◆ **Your instructions**
Repeat what the lines below say, word for word, and skip every image.
┌──
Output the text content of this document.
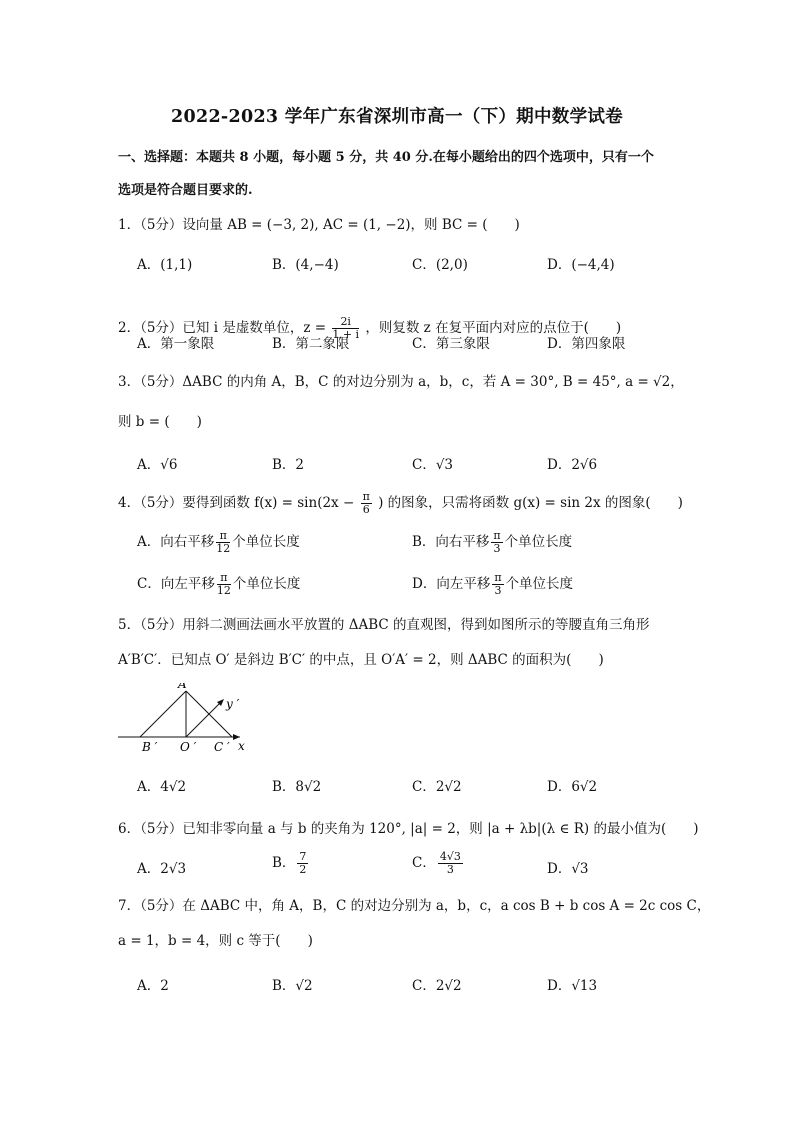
2022-2023 学年广东省深圳市高一（下）期中数学试卷
一、选择题：本题共 8 小题，每小题 5 分，共 40 分.在每小题给出的四个选项中，只有一个
选项是符合题目要求的.
1．（5分）设向量 AB = (−3, 2), AC = (1, −2)，则 BC = (　　)
A．(1,1)	B．(4,−4)	C．(2,0)	D．(−4,4)
2．（5分）已知 i 是虚数单位，$z = \frac{2i}{1 + i}$ ，则复数 z 在复平面内对应的点位于(　　)
A．第一象限	B．第二象限	C．第三象限	D．第四象限
3．（5分）ΔABC 的内角 A，B，C 的对边分别为 a，b，c，若 A = 30°, B = 45°, a = √2，
则 b = (　　)
A．√6	B．2	C．√3	D．2√6
4．（5分）要得到函数 $f(x) = \sin(2x - \frac{\pi}{6}$ ) 的图象，只需将函数 g(x) = sin 2x 的图象(　　)
A．向右平移 $\frac{\pi}{12}$ 个单位长度	B．向右平移 $\frac{\pi}{3}$ 个单位长度
C．向左平移 $\frac{\pi}{12}$ 个单位长度	D．向左平移 $\frac{\pi}{3}$ 个单位长度
5．（5分）用斜二测画法画水平放置的 ΔABC 的直观图，得到如图所示的等腰直角三角形
A′B′C′．已知点 O′ 是斜边 B′C′ 的中点，且 O′A′ = 2，则 ΔABC 的面积为(　　)
A ′
y ′
B ′ O ′ C ′ x
A．4√2	B．8√2	C．2√2	D．6√2
6．（5分）已知非零向量 a 与 b 的夹角为 120°, |a| = 2，则 |a + λb|(λ ∈ R) 的最小值为(　　)
A．2√3	B． $\frac{7}{2}$	C． $\frac{4√3}{3}$	D．√3
7．（5分）在 ΔABC 中，角 A，B，C 的对边分别为 a，b，c，a cos B + b cos A = 2c cos C，
a = 1，b = 4，则 c 等于(　　)
A．2	B．√2	C．2√2	D．√13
└──
◆ **Correct response**
Output the text content of this document.
2022-2023 学年广东省深圳市高一（下）期中数学试卷
一、选择题：本题共 8 小题，每小题 5 分，共 40 分.在每小题给出的四个选项中，只有一个
选项是符合题目要求的.
1．（5分）设向量 AB = (−3, 2), AC = (1, −2)，则 BC = (　　)
A．(1,1)	B．(4,−4)	C．(2,0)	D．(−4,4)
2．（5分）已知 i 是虚数单位，$z = \frac{2i}{1 + i}$ ，则复数 z 在复平面内对应的点位于(　　)
A．第一象限	B．第二象限	C．第三象限	D．第四象限
3．（5分）ΔABC 的内角 A，B，C 的对边分别为 a，b，c，若 A = 30°, B = 45°, a = √2，
则 b = (　　)
A．√6	B．2	C．√3	D．2√6
4．（5分）要得到函数 $f(x) = \sin(2x - \frac{\pi}{6}$ ) 的图象，只需将函数 g(x) = sin 2x 的图象(　　)
A．向右平移 $\frac{\pi}{12}$ 个单位长度	B．向右平移 $\frac{\pi}{3}$ 个单位长度
C．向左平移 $\frac{\pi}{12}$ 个单位长度	D．向左平移 $\frac{\pi}{3}$ 个单位长度
5．（5分）用斜二测画法画水平放置的 ΔABC 的直观图，得到如图所示的等腰直角三角形
A′B′C′．已知点 O′ 是斜边 B′C′ 的中点，且 O′A′ = 2，则 ΔABC 的面积为(　　)
A ′
y ′
B ′ O ′ C ′ x
A．4√2	B．8√2	C．2√2	D．6√2
6．（5分）已知非零向量 a 与 b 的夹角为 120°, |a| = 2，则 |a + λb|(λ ∈ R) 的最小值为(　　)
A．2√3	B． $\frac{7}{2}$	C． $\frac{4√3}{3}$	D．√3
7．（5分）在 ΔABC 中，角 A，B，C 的对边分别为 a，b，c，a cos B + b cos A = 2c cos C，
a = 1，b = 4，则 c 等于(　　)
A．2	B．√2	C．2√2	D．√13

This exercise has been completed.